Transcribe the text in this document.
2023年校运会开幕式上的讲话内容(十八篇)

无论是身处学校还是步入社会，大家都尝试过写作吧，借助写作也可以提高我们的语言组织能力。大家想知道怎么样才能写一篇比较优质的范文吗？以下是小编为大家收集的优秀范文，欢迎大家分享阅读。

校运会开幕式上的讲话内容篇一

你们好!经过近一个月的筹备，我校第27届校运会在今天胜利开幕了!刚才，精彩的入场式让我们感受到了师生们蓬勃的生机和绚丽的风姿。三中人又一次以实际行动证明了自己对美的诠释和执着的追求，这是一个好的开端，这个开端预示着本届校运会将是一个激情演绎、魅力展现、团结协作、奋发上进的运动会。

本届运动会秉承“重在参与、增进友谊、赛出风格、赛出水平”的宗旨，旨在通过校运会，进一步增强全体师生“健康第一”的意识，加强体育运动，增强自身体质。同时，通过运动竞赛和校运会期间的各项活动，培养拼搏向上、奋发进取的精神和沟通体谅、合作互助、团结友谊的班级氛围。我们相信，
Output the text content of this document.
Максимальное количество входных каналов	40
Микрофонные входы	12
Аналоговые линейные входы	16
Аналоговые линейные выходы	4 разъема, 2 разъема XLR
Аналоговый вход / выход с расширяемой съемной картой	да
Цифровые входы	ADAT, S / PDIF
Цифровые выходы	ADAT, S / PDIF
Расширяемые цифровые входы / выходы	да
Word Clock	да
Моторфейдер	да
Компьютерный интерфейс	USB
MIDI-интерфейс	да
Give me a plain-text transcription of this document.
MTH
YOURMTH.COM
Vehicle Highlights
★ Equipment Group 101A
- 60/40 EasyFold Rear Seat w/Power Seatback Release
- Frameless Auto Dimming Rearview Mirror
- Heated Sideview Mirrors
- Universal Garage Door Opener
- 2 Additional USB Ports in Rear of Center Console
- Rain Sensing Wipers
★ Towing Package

☆ ☆ ☆

→ Exercise instructions:
Copy all lines of the material above where the string "интерфейс" occurs.

→ Output of the exercise:
Компьютерный интерфейс	USB
MIDI-интерфейс	да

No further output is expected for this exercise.